[What is expected]
Copy out the lines of the data from the line containing "x-tick-label: 700 (350, 1160, 383, 1175)" to the line containing "y-tick-label: 10,000 (201, 847, 261, 865)", both included, with nothing changed.

[Bounding box entries]
===
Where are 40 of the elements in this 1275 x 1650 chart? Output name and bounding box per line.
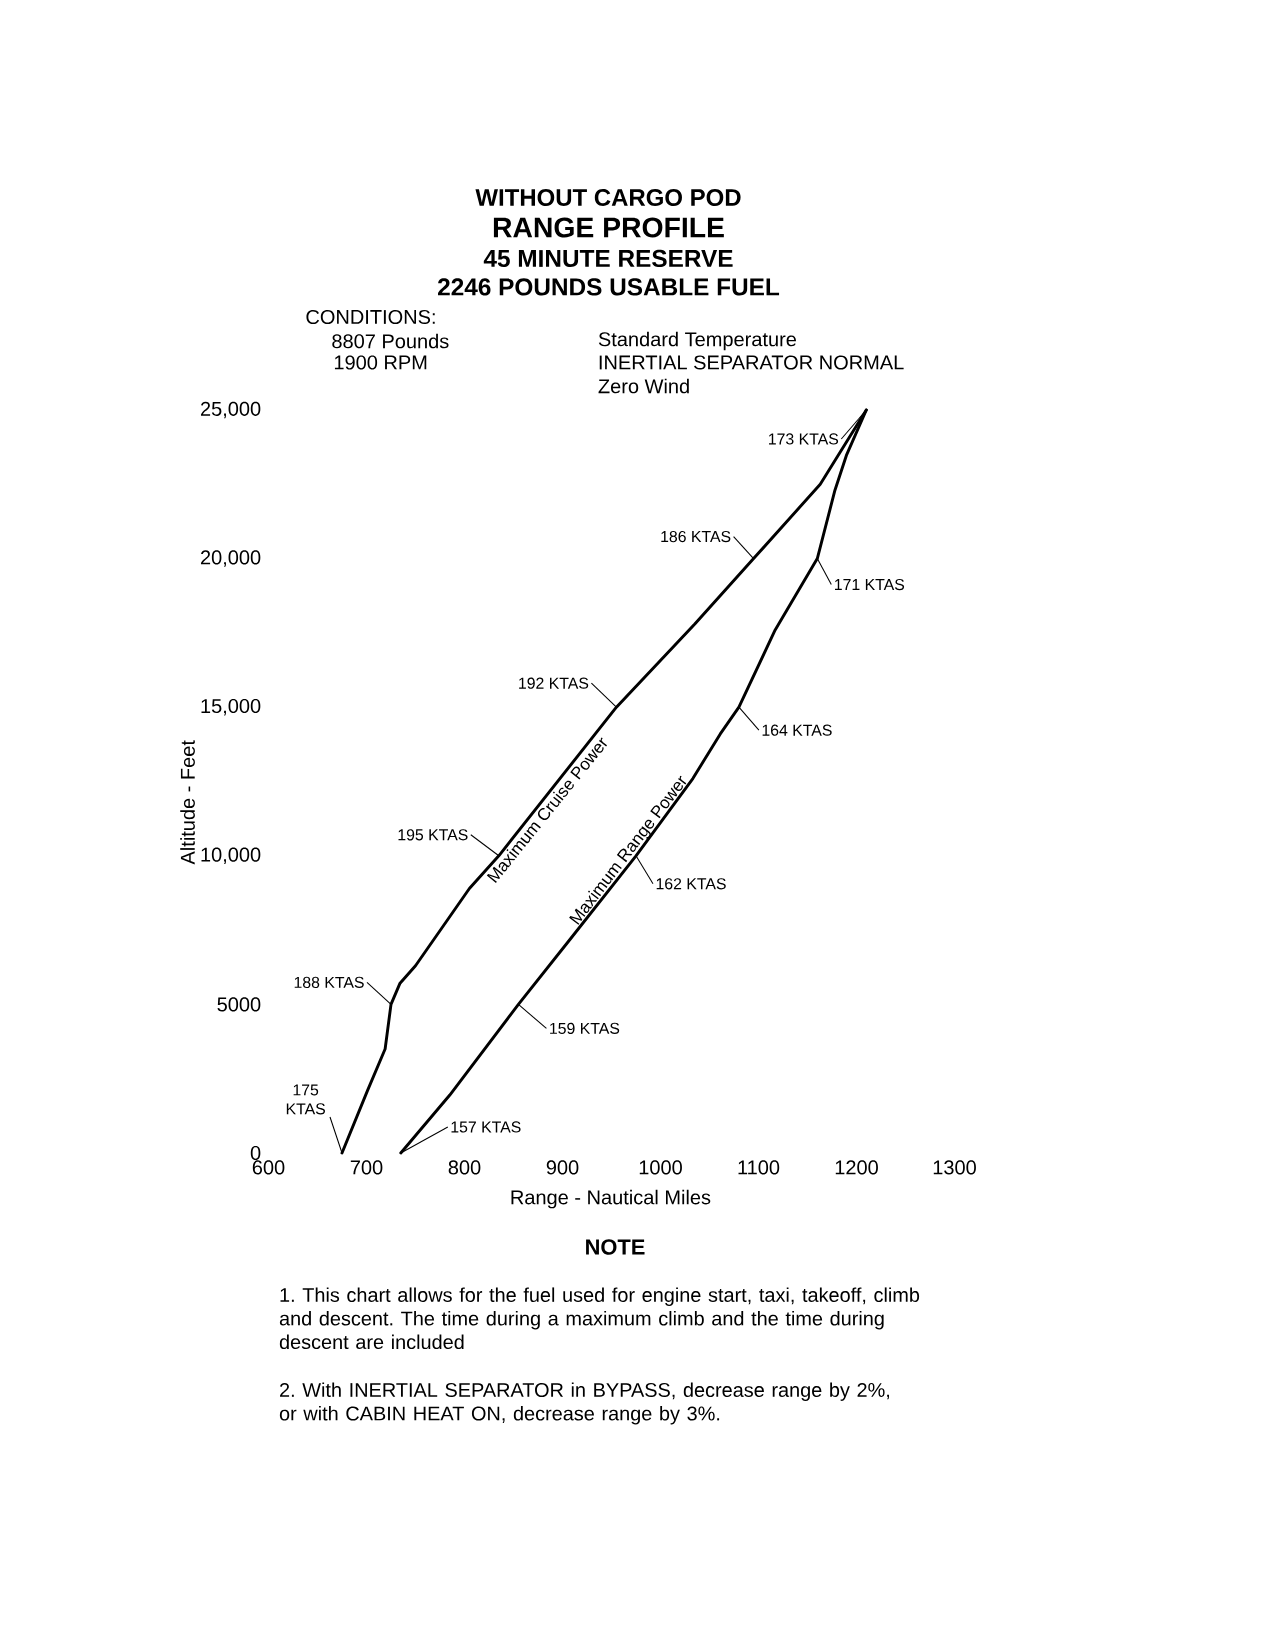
x-tick-label: 700 (350, 1160, 383, 1175)
x-tick-label: 1300 (933, 1160, 976, 1175)
annotation: 195 KTAS (398, 829, 468, 841)
chart-title: RANGE PROFILE (493, 217, 724, 238)
chart-subtitle: 45 MINUTE RESERVE (483, 249, 733, 268)
text: NOTE (586, 1239, 645, 1255)
text: Zero Wind (598, 378, 689, 394)
x-tick-label: 1100 (738, 1160, 780, 1175)
annotation: 171 KTAS (835, 578, 905, 591)
text: 1900 RPM (334, 355, 427, 370)
annotation: 188 KTAS (294, 976, 364, 988)
x-tick-label: 600 (252, 1160, 285, 1175)
y-tick-label: 5000 (217, 997, 261, 1012)
annotation: 164 KTAS (762, 724, 832, 736)
text: CONDITIONS: (306, 309, 435, 325)
y-tick-label: 10,000 (201, 847, 261, 865)
text: 2. With INERTIAL SEPARATOR in BYPASS, decrease range by 2%, or with CABIN HEAT ON, decrease range by 3%. (279, 1382, 890, 1425)
y-tick-label: 15,000 (201, 698, 261, 716)
annotation: 192 KTAS (519, 677, 589, 689)
y-tick-label: 0 (250, 1145, 261, 1161)
y-tick-label: 20,000 (200, 550, 261, 567)
annotation: 157 KTAS (451, 1121, 521, 1133)
annotation: 173 KTAS (769, 433, 839, 445)
text: WITHOUT CARGO POD (475, 189, 741, 206)
text: 1. This chart allows for the fuel used for engine start, taxi, takeoff, climb and descent. The time during a maximum climb and the time during descent are included (279, 1287, 920, 1350)
text: Standard Temperature (598, 331, 796, 351)
x-tick-label: 1200 (835, 1160, 878, 1175)
x-tick-label: 1000 (639, 1160, 682, 1175)
y-tick-label: 25,000 (200, 401, 261, 419)
y-axis-title: Altitude - Feet (180, 740, 195, 865)
text: INERTIAL SEPARATOR NORMAL (599, 355, 904, 370)
text: 8807 Pounds (332, 333, 449, 349)
annotation: 159 KTAS (550, 1022, 620, 1034)
text: 2246 POUNDS USABLE FUEL (438, 278, 780, 296)
annotation: 175 KTAS (286, 1084, 325, 1115)
annotation: 186 KTAS (661, 530, 731, 543)
x-tick-label: 800 (448, 1160, 481, 1175)
x-axis-title: Range - Nautical Miles (511, 1189, 711, 1209)
annotation: 162 KTAS (656, 878, 726, 890)
x-tick-label: 900 (546, 1160, 579, 1175)
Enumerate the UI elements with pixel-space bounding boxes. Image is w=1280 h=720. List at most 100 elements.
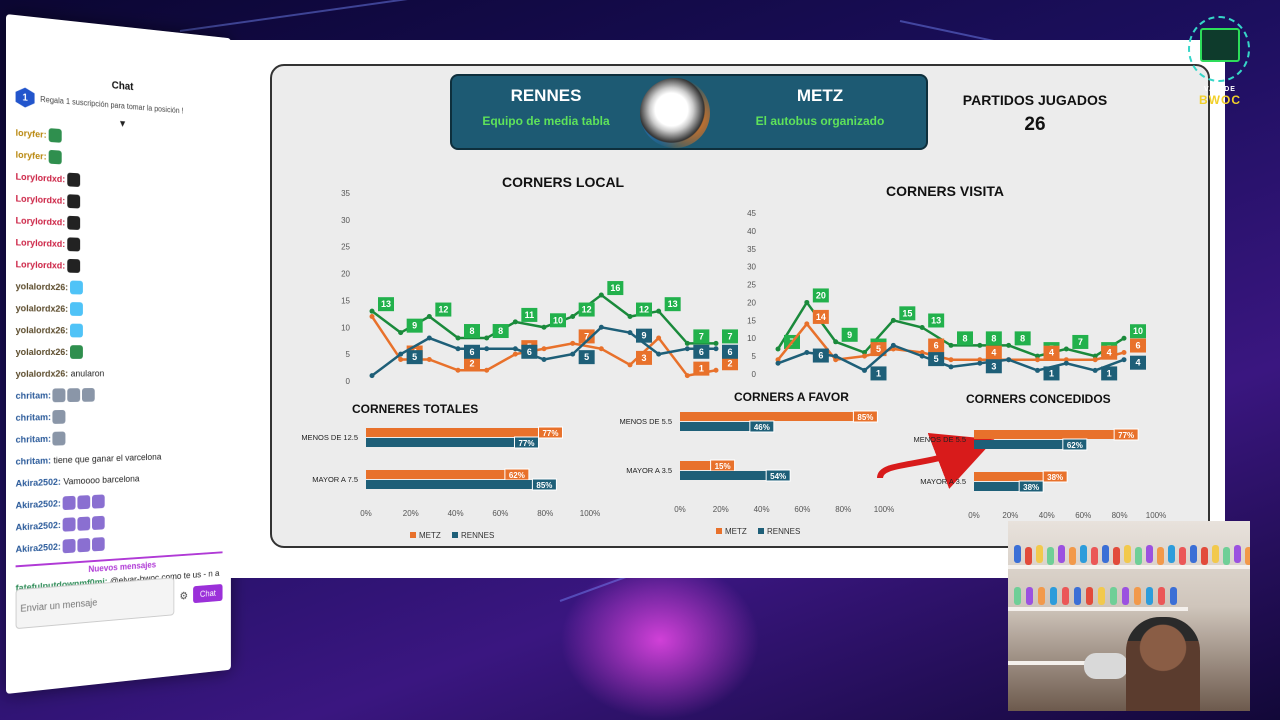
chart-title-corners-concedidos: CORNERS CONCEDIDOS	[966, 392, 1111, 406]
emote-icon	[68, 389, 81, 403]
background-glow	[560, 560, 760, 720]
figure	[1047, 547, 1054, 565]
shelf	[1008, 607, 1188, 611]
figure	[1074, 587, 1081, 605]
figure	[1098, 587, 1105, 605]
webcam-feed	[1008, 521, 1250, 711]
emote-icon	[67, 216, 80, 230]
emote-icon	[53, 432, 66, 446]
figure	[1157, 547, 1164, 565]
chat-username[interactable]: Akira2502:	[16, 498, 61, 511]
chat-username[interactable]: Lorylordxd:	[16, 237, 66, 250]
chat-message-text: anularon	[68, 369, 104, 380]
chat-username[interactable]: Lorylordxd:	[16, 259, 66, 271]
home-team: RENNES Equipo de media tabla	[456, 86, 636, 128]
emote-icon	[67, 195, 80, 209]
chat-username[interactable]: yolalordx26:	[16, 303, 69, 315]
figure	[1025, 547, 1032, 565]
teams-banner: RENNES Equipo de media tabla METZ El aut…	[450, 74, 928, 150]
emote-icon	[67, 259, 80, 273]
figure	[1050, 587, 1057, 605]
emote-icon	[63, 518, 76, 532]
chat-username[interactable]: yolalordx26:	[16, 281, 69, 293]
figure	[1190, 545, 1197, 563]
monitor-icon	[1200, 28, 1240, 62]
shelf	[1008, 565, 1250, 569]
emote-icon	[77, 496, 90, 510]
chat-message: yolalordx26: anularon	[16, 363, 223, 386]
matches-played-value: 26	[960, 114, 1110, 136]
figure	[1036, 545, 1043, 563]
figure	[1201, 547, 1208, 565]
figure	[1102, 545, 1109, 563]
emote-icon	[63, 539, 76, 554]
chat-username[interactable]: Lorylordxd:	[16, 215, 66, 228]
figure	[1168, 545, 1175, 563]
matches-played: PARTIDOS JUGADOS 26	[960, 92, 1110, 136]
chat-panel: Chat 1 Regala 1 suscripción para tomar l…	[6, 14, 231, 694]
emote-icon	[70, 281, 83, 295]
figure	[1245, 547, 1250, 565]
emote-icon	[77, 538, 90, 552]
chat-username[interactable]: yolalordx26:	[16, 325, 69, 336]
emote-icon	[53, 389, 66, 403]
chat-username[interactable]: yolalordx26:	[16, 369, 69, 380]
figure	[1134, 587, 1141, 605]
chart-title-corners-a-favor: CORNERS A FAVOR	[734, 390, 849, 404]
emote-icon	[67, 173, 80, 187]
home-team-description: Equipo de media tabla	[456, 114, 636, 128]
chat-username[interactable]: loryfer:	[16, 128, 47, 141]
figure	[1110, 587, 1117, 605]
figure	[1058, 545, 1065, 563]
gear-icon[interactable]: ⚙	[180, 589, 188, 602]
chat-username[interactable]: Akira2502:	[16, 520, 61, 533]
figure	[1158, 587, 1165, 605]
figure	[1014, 587, 1021, 605]
chat-username[interactable]: Lorylordxd:	[16, 172, 66, 186]
logo-brand-text: VAR DE BWOC	[1178, 86, 1262, 107]
channel-logo: VAR DE BWOC	[1178, 10, 1266, 102]
microphone	[1084, 653, 1128, 679]
chat-message-text: Vamoooo barcelona	[61, 474, 140, 488]
home-team-name: RENNES	[456, 86, 636, 106]
emote-icon	[48, 150, 61, 165]
subscription-badge-icon: 1	[16, 87, 35, 108]
chat-username[interactable]: Akira2502:	[16, 477, 61, 490]
chat-username[interactable]: chritam:	[16, 390, 51, 401]
figure	[1038, 587, 1045, 605]
emote-icon	[53, 410, 66, 424]
emote-icon	[77, 517, 90, 531]
chat-username[interactable]: chritam:	[16, 456, 51, 468]
emote-icon	[92, 495, 105, 509]
figure	[1086, 587, 1093, 605]
chat-message: yolalordx26:	[16, 342, 223, 364]
send-chat-button[interactable]: Chat	[193, 584, 222, 603]
chat-username[interactable]: loryfer:	[16, 150, 47, 163]
figure	[1122, 587, 1129, 605]
figure	[1113, 547, 1120, 565]
figure	[1062, 587, 1069, 605]
pinned-text: Regala 1 suscripción para tomar la posic…	[40, 94, 183, 114]
emote-icon	[67, 238, 80, 252]
away-team: METZ El autobus organizado	[730, 86, 910, 128]
figure	[1179, 547, 1186, 565]
background-line	[180, 0, 517, 32]
matches-played-label: PARTIDOS JUGADOS	[960, 92, 1110, 108]
emote-icon	[92, 516, 105, 530]
chat-message: yolalordx26:	[16, 298, 223, 322]
chart-title-corners-visita: CORNERS VISITA	[886, 183, 1004, 199]
figure	[1026, 587, 1033, 605]
figure	[1223, 547, 1230, 565]
chat-username[interactable]: chritam:	[16, 412, 51, 424]
chat-username[interactable]: yolalordx26:	[16, 347, 69, 358]
chat-username[interactable]: chritam:	[16, 434, 51, 446]
chat-username[interactable]: Akira2502:	[16, 542, 61, 556]
figure	[1080, 545, 1087, 563]
chat-username[interactable]: Lorylordxd:	[16, 193, 66, 206]
chat-message-list: loryfer: loryfer: Lorylordxd: Lorylordxd: Lo…	[6, 122, 231, 562]
streamer	[1126, 617, 1200, 711]
soccer-ball-icon	[640, 78, 710, 148]
away-team-description: El autobus organizado	[730, 114, 910, 128]
figure	[1212, 545, 1219, 563]
logo-sub-text: VAR DE	[1178, 86, 1262, 93]
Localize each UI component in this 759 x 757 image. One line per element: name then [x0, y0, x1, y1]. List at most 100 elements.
===
[Written reply]
x-tick-label: 700 (350, 1160, 383, 1175)
x-tick-label: 1300 (933, 1160, 976, 1175)
annotation: 195 KTAS (398, 829, 468, 841)
chart-title: RANGE PROFILE (493, 217, 724, 238)
chart-subtitle: 45 MINUTE RESERVE (483, 249, 733, 268)
text: NOTE (586, 1239, 645, 1255)
text: Zero Wind (598, 378, 689, 394)
x-tick-label: 1100 (738, 1160, 780, 1175)
annotation: 171 KTAS (835, 578, 905, 591)
text: 1900 RPM (334, 355, 427, 370)
annotation: 188 KTAS (294, 976, 364, 988)
x-tick-label: 600 (252, 1160, 285, 1175)
y-tick-label: 5000 (217, 997, 261, 1012)
annotation: 164 KTAS (762, 724, 832, 736)
text: CONDITIONS: (306, 309, 435, 325)
y-tick-label: 10,000 (201, 847, 261, 865)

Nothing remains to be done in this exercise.